--- PROBLEM TO WORK ON ---
Your task is to copy every line of the records below that contains "text".

--- RECORDS ---

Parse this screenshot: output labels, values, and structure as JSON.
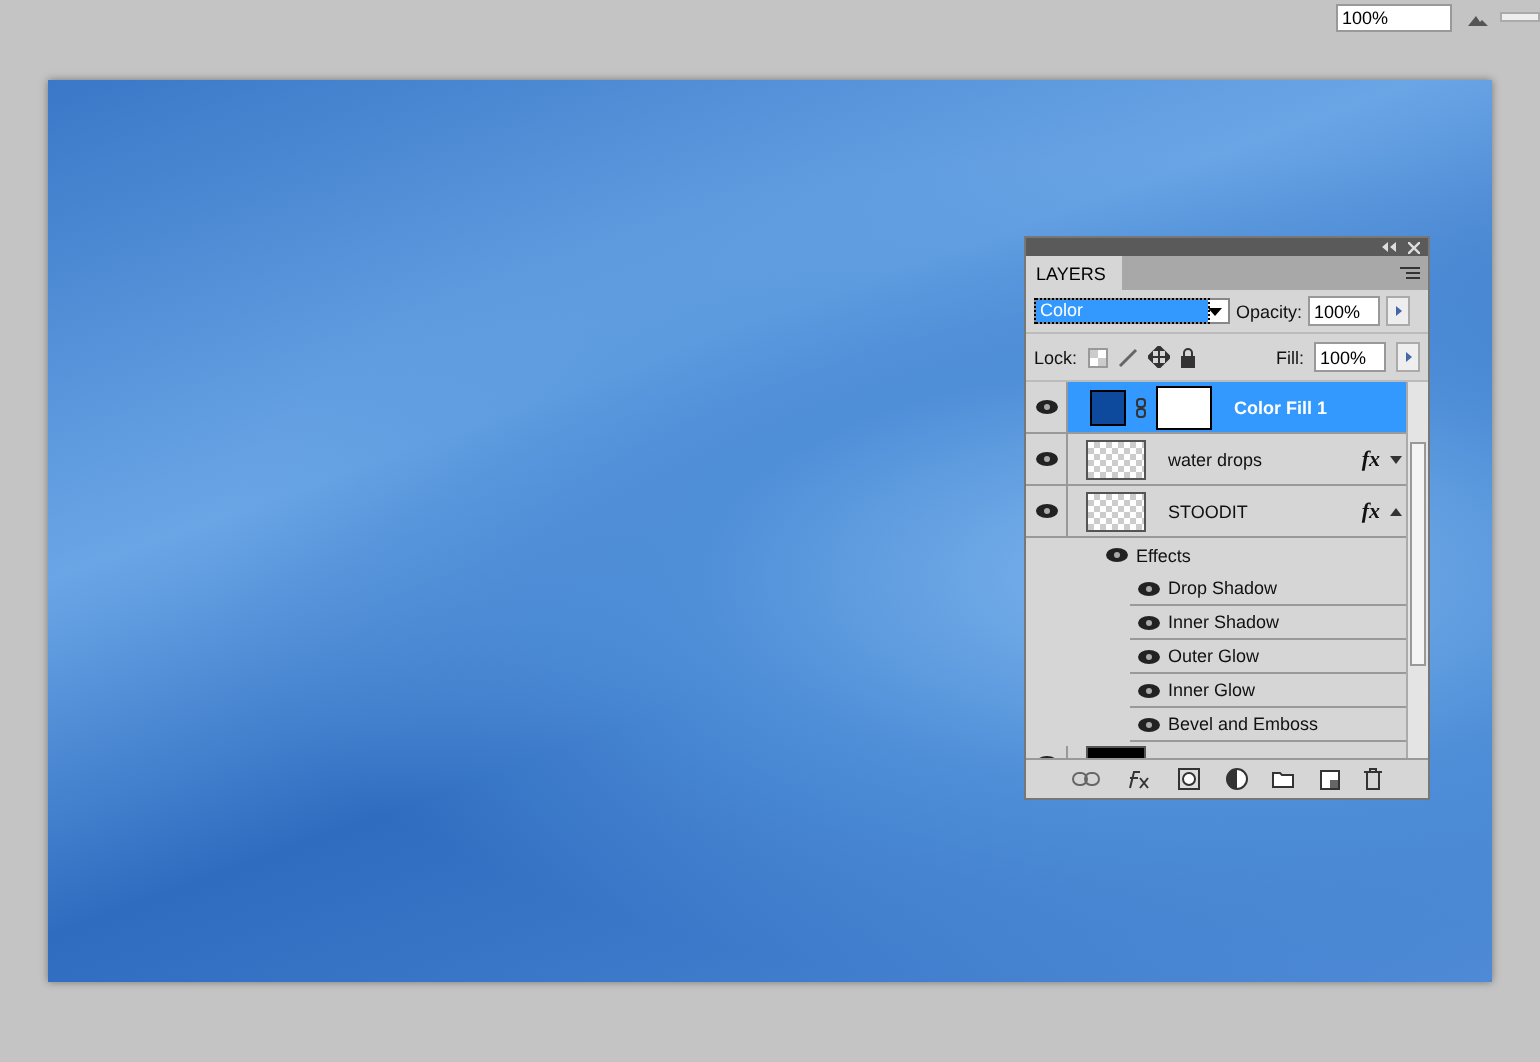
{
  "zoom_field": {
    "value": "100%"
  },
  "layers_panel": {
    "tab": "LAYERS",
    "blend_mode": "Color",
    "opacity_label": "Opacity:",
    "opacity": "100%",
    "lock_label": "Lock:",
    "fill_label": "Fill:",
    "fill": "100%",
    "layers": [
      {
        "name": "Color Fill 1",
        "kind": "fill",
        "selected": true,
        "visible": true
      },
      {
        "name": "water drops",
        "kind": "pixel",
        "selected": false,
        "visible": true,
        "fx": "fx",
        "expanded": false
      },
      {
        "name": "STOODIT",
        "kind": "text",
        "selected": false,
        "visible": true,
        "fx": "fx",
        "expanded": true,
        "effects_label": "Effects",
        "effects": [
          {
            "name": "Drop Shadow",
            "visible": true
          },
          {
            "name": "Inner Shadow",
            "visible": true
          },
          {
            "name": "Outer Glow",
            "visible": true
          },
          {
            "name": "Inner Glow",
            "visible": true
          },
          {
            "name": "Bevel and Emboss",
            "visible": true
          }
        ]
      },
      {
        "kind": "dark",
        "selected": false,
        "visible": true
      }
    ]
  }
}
...
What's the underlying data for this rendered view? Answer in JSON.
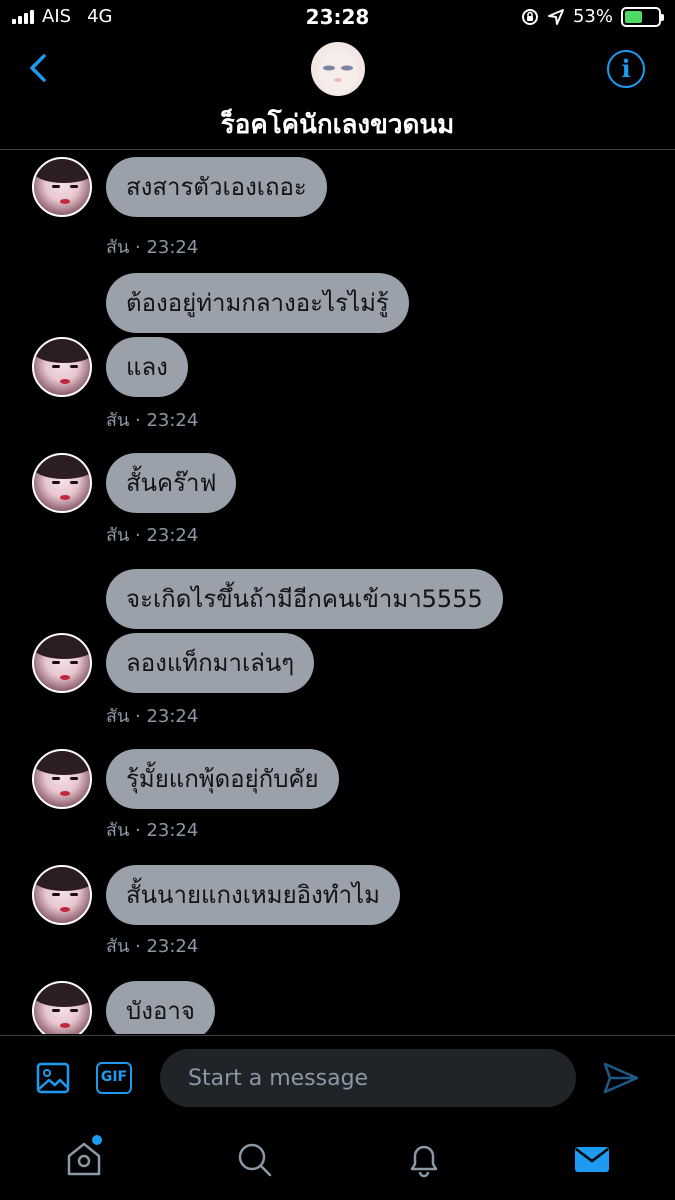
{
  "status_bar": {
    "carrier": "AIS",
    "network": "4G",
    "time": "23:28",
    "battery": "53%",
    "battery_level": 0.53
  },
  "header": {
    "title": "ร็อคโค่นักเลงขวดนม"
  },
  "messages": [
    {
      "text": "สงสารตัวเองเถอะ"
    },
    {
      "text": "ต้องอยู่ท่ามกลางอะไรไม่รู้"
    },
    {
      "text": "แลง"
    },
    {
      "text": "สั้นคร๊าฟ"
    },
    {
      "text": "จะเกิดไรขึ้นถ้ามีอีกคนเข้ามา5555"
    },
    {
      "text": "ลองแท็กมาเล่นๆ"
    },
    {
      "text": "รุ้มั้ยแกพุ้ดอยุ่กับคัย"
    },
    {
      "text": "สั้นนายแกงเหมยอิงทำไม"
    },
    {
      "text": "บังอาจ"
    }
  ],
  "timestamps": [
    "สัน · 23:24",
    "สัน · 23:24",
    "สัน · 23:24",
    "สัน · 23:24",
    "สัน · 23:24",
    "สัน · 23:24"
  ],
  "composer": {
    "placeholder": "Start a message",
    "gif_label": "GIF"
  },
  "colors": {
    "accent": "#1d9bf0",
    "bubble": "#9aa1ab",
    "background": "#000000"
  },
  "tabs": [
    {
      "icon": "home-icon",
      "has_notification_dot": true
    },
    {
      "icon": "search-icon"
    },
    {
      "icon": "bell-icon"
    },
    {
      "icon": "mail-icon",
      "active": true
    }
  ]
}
--
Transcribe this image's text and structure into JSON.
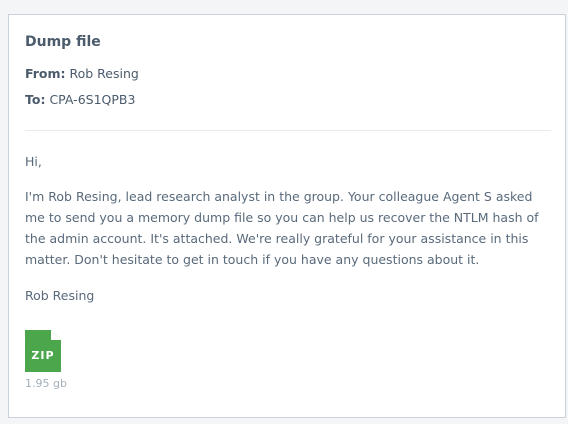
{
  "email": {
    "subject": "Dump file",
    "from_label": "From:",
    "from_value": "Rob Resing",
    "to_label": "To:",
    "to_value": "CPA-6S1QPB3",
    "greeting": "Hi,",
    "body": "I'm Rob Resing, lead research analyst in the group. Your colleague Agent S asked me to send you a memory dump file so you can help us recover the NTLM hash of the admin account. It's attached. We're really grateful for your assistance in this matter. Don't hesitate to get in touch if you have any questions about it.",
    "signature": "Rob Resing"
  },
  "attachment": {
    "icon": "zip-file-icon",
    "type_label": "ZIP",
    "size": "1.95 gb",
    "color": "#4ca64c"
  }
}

--- RESULT BELOW ---
        "kind": "text",
      "text": "สงสารตัวเองเถอะ"
      "text": "ต้องอยู่ท่ามกลางอะไรไม่รู้"
      "text": "แลง"
      "text": "สั้นคร๊าฟ"
      "text": "จะเกิดไรขึ้นถ้ามีอีกคนเข้ามา5555"
      "text": "ลองแท็กมาเล่นๆ"
      "text": "รุ้มั้ยแกพุ้ดอยุ่กับคัย"
      "text": "สั้นนายแกงเหมยอิงทำไม"
      "text": "บังอาจ"
Transcribe this image's text and structure into JSON.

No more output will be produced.